Data records
++++++++
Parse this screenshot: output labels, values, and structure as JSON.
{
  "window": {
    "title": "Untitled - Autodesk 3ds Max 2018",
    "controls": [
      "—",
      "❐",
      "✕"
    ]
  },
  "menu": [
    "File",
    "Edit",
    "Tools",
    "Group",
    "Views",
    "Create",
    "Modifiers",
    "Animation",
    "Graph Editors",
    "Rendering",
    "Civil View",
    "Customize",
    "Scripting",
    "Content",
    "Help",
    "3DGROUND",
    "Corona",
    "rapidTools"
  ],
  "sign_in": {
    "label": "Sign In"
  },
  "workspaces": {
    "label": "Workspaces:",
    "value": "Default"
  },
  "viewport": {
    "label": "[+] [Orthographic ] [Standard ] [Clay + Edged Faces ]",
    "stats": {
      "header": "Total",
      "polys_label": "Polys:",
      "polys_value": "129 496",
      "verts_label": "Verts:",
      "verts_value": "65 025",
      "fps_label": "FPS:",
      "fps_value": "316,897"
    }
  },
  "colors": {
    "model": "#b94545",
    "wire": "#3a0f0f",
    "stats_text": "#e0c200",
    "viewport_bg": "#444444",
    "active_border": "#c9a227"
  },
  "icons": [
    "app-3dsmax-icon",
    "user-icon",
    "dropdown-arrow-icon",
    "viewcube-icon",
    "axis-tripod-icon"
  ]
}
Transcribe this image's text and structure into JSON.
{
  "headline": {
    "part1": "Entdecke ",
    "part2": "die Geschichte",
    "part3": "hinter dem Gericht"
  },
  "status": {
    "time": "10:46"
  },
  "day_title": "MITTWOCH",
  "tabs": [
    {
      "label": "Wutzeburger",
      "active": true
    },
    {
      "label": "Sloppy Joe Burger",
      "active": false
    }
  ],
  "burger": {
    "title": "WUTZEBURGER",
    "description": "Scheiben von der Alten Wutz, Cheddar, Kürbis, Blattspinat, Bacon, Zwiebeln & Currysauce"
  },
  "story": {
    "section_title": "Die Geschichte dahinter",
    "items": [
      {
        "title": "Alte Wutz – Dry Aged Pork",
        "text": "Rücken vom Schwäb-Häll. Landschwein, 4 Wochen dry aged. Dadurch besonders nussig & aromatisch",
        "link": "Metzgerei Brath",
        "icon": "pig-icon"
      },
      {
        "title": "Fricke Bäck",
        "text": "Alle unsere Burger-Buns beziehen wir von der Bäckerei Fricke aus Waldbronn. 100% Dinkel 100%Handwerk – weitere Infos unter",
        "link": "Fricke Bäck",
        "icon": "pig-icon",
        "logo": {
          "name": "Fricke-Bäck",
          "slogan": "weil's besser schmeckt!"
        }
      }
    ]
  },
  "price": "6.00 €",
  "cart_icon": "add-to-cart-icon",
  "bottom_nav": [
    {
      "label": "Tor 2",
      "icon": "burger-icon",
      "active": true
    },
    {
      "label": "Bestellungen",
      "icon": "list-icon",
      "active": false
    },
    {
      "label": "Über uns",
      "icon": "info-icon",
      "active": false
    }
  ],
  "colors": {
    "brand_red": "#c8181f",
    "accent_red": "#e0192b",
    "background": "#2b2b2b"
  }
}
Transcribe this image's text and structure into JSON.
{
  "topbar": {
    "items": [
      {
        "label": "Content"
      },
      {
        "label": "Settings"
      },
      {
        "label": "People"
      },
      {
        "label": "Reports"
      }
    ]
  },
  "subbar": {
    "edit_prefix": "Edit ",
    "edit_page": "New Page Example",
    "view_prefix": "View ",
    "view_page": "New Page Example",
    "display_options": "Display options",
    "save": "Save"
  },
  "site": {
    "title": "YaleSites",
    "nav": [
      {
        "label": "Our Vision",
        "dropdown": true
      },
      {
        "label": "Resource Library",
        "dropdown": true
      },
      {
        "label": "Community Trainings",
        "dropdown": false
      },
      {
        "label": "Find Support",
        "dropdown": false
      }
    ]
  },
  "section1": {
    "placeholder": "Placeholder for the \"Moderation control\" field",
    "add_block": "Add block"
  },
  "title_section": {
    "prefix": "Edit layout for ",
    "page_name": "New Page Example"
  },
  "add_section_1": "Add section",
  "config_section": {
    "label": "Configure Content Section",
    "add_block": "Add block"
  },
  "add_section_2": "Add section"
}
++++++++
Stated task:
Exactly reproduce every line found in the records.

Solved exercise:
Parse this screenshot: output labels, values, and structure as JSON.
{
  "window": {
    "title": "Untitled - Autodesk 3ds Max 2018",
    "controls": [
      "—",
      "❐",
      "✕"
    ]
  },
  "menu": [
    "File",
    "Edit",
    "Tools",
    "Group",
    "Views",
    "Create",
    "Modifiers",
    "Animation",
    "Graph Editors",
    "Rendering",
    "Civil View",
    "Customize",
    "Scripting",
    "Content",
    "Help",
    "3DGROUND",
    "Corona",
    "rapidTools"
  ],
  "sign_in": {
    "label": "Sign In"
  },
  "workspaces": {
    "label": "Workspaces:",
    "value": "Default"
  },
  "viewport": {
    "label": "[+] [Orthographic ] [Standard ] [Clay + Edged Faces ]",
    "stats": {
      "header": "Total",
      "polys_label": "Polys:",
      "polys_value": "129 496",
      "verts_label": "Verts:",
      "verts_value": "65 025",
      "fps_label": "FPS:",
      "fps_value": "316,897"
    }
  },
  "colors": {
    "model": "#b94545",
    "wire": "#3a0f0f",
    "stats_text": "#e0c200",
    "viewport_bg": "#444444",
    "active_border": "#c9a227"
  },
  "icons": [
    "app-3dsmax-icon",
    "user-icon",
    "dropdown-arrow-icon",
    "viewcube-icon",
    "axis-tripod-icon"
  ]
}
Transcribe this image's text and structure into JSON.
{
  "headline": {
    "part1": "Entdecke ",
    "part2": "die Geschichte",
    "part3": "hinter dem Gericht"
  },
  "status": {
    "time": "10:46"
  },
  "day_title": "MITTWOCH",
  "tabs": [
    {
      "label": "Wutzeburger",
      "active": true
    },
    {
      "label": "Sloppy Joe Burger",
      "active": false
    }
  ],
  "burger": {
    "title": "WUTZEBURGER",
    "description": "Scheiben von der Alten Wutz, Cheddar, Kürbis, Blattspinat, Bacon, Zwiebeln & Currysauce"
  },
  "story": {
    "section_title": "Die Geschichte dahinter",
    "items": [
      {
        "title": "Alte Wutz – Dry Aged Pork",
        "text": "Rücken vom Schwäb-Häll. Landschwein, 4 Wochen dry aged. Dadurch besonders nussig & aromatisch",
        "link": "Metzgerei Brath",
        "icon": "pig-icon"
      },
      {
        "title": "Fricke Bäck",
        "text": "Alle unsere Burger-Buns beziehen wir von der Bäckerei Fricke aus Waldbronn. 100% Dinkel 100%Handwerk – weitere Infos unter",
        "link": "Fricke Bäck",
        "icon": "pig-icon",
        "logo": {
          "name": "Fricke-Bäck",
          "slogan": "weil's besser schmeckt!"
        }
      }
    ]
  },
  "price": "6.00 €",
  "cart_icon": "add-to-cart-icon",
  "bottom_nav": [
    {
      "label": "Tor 2",
      "icon": "burger-icon",
      "active": true
    },
    {
      "label": "Bestellungen",
      "icon": "list-icon",
      "active": false
    },
    {
      "label": "Über uns",
      "icon": "info-icon",
      "active": false
    }
  ],
  "colors": {
    "brand_red": "#c8181f",
    "accent_red": "#e0192b",
    "background": "#2b2b2b"
  }
}
Transcribe this image's text and structure into JSON.
{
  "topbar": {
    "items": [
      {
        "label": "Content"
      },
      {
        "label": "Settings"
      },
      {
        "label": "People"
      },
      {
        "label": "Reports"
      }
    ]
  },
  "subbar": {
    "edit_prefix": "Edit ",
    "edit_page": "New Page Example",
    "view_prefix": "View ",
    "view_page": "New Page Example",
    "display_options": "Display options",
    "save": "Save"
  },
  "site": {
    "title": "YaleSites",
    "nav": [
      {
        "label": "Our Vision",
        "dropdown": true
      },
      {
        "label": "Resource Library",
        "dropdown": true
      },
      {
        "label": "Community Trainings",
        "dropdown": false
      },
      {
        "label": "Find Support",
        "dropdown": false
      }
    ]
  },
  "section1": {
    "placeholder": "Placeholder for the \"Moderation control\" field",
    "add_block": "Add block"
  },
  "title_section": {
    "prefix": "Edit layout for ",
    "page_name": "New Page Example"
  },
  "add_section_1": "Add section",
  "config_section": {
    "label": "Configure Content Section",
    "add_block": "Add block"
  },
  "add_section_2": "Add section"
}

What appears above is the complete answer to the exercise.